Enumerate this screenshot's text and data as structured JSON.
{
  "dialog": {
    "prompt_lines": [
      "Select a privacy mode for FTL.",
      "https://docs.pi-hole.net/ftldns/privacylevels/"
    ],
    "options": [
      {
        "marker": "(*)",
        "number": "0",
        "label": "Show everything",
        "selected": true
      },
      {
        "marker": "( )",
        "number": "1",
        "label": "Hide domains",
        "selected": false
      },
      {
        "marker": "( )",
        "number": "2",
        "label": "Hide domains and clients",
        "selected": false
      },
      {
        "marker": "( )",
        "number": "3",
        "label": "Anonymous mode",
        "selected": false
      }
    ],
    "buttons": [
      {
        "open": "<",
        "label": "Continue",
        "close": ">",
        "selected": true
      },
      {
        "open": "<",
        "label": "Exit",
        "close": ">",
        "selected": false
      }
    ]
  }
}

**Written problem**
Return the whole listing exactly, with every line included.

**Exercise solution**
Enumerate this screenshot's text and data as structured JSON.
{
  "dialog": {
    "prompt_lines": [
      "Select a privacy mode for FTL.",
      "https://docs.pi-hole.net/ftldns/privacylevels/"
    ],
    "options": [
      {
        "marker": "(*)",
        "number": "0",
        "label": "Show everything",
        "selected": true
      },
      {
        "marker": "( )",
        "number": "1",
        "label": "Hide domains",
        "selected": false
      },
      {
        "marker": "( )",
        "number": "2",
        "label": "Hide domains and clients",
        "selected": false
      },
      {
        "marker": "( )",
        "number": "3",
        "label": "Anonymous mode",
        "selected": false
      }
    ],
    "buttons": [
      {
        "open": "<",
        "label": "Continue",
        "close": ">",
        "selected": true
      },
      {
        "open": "<",
        "label": "Exit",
        "close": ">",
        "selected": false
      }
    ]
  }
}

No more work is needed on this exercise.